> **SHORT PROBLEM**: Your task is to print all of the material verbatim.

Stored data:
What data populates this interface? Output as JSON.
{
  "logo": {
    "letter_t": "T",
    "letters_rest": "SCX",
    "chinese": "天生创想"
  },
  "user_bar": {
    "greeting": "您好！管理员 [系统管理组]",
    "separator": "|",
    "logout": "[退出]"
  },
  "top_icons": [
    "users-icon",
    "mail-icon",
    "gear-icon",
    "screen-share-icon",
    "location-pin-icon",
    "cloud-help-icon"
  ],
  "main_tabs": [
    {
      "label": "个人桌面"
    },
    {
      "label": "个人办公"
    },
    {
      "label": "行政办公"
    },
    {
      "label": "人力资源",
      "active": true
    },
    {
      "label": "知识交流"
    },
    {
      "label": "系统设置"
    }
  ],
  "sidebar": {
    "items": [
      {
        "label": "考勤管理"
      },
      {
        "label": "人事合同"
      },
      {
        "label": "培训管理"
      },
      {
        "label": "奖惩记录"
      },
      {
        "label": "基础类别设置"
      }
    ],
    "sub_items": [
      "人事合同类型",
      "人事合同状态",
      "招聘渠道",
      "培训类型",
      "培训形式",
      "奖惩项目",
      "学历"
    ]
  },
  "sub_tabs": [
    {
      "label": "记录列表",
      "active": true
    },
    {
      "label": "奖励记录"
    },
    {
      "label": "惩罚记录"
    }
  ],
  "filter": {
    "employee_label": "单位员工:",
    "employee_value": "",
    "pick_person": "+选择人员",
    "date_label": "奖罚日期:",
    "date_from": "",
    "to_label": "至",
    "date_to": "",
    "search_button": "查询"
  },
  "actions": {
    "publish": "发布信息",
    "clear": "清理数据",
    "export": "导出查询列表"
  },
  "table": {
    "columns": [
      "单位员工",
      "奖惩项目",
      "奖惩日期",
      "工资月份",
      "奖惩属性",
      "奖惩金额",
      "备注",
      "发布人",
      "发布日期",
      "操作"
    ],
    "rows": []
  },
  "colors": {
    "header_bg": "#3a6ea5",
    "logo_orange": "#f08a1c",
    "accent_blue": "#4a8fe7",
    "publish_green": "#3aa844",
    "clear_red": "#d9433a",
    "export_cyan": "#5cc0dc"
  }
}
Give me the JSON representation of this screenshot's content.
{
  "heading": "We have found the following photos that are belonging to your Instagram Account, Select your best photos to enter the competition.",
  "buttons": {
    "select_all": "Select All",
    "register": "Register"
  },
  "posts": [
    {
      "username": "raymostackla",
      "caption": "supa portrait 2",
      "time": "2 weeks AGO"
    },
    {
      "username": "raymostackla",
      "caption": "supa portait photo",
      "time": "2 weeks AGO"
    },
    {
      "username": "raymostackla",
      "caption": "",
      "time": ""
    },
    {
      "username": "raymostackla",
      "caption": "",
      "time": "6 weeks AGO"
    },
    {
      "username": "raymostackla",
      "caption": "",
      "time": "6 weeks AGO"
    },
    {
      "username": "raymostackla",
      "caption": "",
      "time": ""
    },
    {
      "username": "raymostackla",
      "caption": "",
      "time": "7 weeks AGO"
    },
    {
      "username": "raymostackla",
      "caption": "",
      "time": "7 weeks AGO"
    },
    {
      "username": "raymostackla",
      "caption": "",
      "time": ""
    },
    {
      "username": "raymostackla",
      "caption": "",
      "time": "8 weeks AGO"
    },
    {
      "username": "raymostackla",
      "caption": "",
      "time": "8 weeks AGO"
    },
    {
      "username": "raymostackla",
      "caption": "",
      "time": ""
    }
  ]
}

> **EXERCISE OUTPUT**:
What data populates this interface? Output as JSON.
{
  "logo": {
    "letter_t": "T",
    "letters_rest": "SCX",
    "chinese": "天生创想"
  },
  "user_bar": {
    "greeting": "您好！管理员 [系统管理组]",
    "separator": "|",
    "logout": "[退出]"
  },
  "top_icons": [
    "users-icon",
    "mail-icon",
    "gear-icon",
    "screen-share-icon",
    "location-pin-icon",
    "cloud-help-icon"
  ],
  "main_tabs": [
    {
      "label": "个人桌面"
    },
    {
      "label": "个人办公"
    },
    {
      "label": "行政办公"
    },
    {
      "label": "人力资源",
      "active": true
    },
    {
      "label": "知识交流"
    },
    {
      "label": "系统设置"
    }
  ],
  "sidebar": {
    "items": [
      {
        "label": "考勤管理"
      },
      {
        "label": "人事合同"
      },
      {
        "label": "培训管理"
      },
      {
        "label": "奖惩记录"
      },
      {
        "label": "基础类别设置"
      }
    ],
    "sub_items": [
      "人事合同类型",
      "人事合同状态",
      "招聘渠道",
      "培训类型",
      "培训形式",
      "奖惩项目",
      "学历"
    ]
  },
  "sub_tabs": [
    {
      "label": "记录列表",
      "active": true
    },
    {
      "label": "奖励记录"
    },
    {
      "label": "惩罚记录"
    }
  ],
  "filter": {
    "employee_label": "单位员工:",
    "employee_value": "",
    "pick_person": "+选择人员",
    "date_label": "奖罚日期:",
    "date_from": "",
    "to_label": "至",
    "date_to": "",
    "search_button": "查询"
  },
  "actions": {
    "publish": "发布信息",
    "clear": "清理数据",
    "export": "导出查询列表"
  },
  "table": {
    "columns": [
      "单位员工",
      "奖惩项目",
      "奖惩日期",
      "工资月份",
      "奖惩属性",
      "奖惩金额",
      "备注",
      "发布人",
      "发布日期",
      "操作"
    ],
    "rows": []
  },
  "colors": {
    "header_bg": "#3a6ea5",
    "logo_orange": "#f08a1c",
    "accent_blue": "#4a8fe7",
    "publish_green": "#3aa844",
    "clear_red": "#d9433a",
    "export_cyan": "#5cc0dc"
  }
}
Give me the JSON representation of this screenshot's content.
{
  "heading": "We have found the following photos that are belonging to your Instagram Account, Select your best photos to enter the competition.",
  "buttons": {
    "select_all": "Select All",
    "register": "Register"
  },
  "posts": [
    {
      "username": "raymostackla",
      "caption": "supa portrait 2",
      "time": "2 weeks AGO"
    },
    {
      "username": "raymostackla",
      "caption": "supa portait photo",
      "time": "2 weeks AGO"
    },
    {
      "username": "raymostackla",
      "caption": "",
      "time": ""
    },
    {
      "username": "raymostackla",
      "caption": "",
      "time": "6 weeks AGO"
    },
    {
      "username": "raymostackla",
      "caption": "",
      "time": "6 weeks AGO"
    },
    {
      "username": "raymostackla",
      "caption": "",
      "time": ""
    },
    {
      "username": "raymostackla",
      "caption": "",
      "time": "7 weeks AGO"
    },
    {
      "username": "raymostackla",
      "caption": "",
      "time": "7 weeks AGO"
    },
    {
      "username": "raymostackla",
      "caption": "",
      "time": ""
    },
    {
      "username": "raymostackla",
      "caption": "",
      "time": "8 weeks AGO"
    },
    {
      "username": "raymostackla",
      "caption": "",
      "time": "8 weeks AGO"
    },
    {
      "username": "raymostackla",
      "caption": "",
      "time": ""
    }
  ]
}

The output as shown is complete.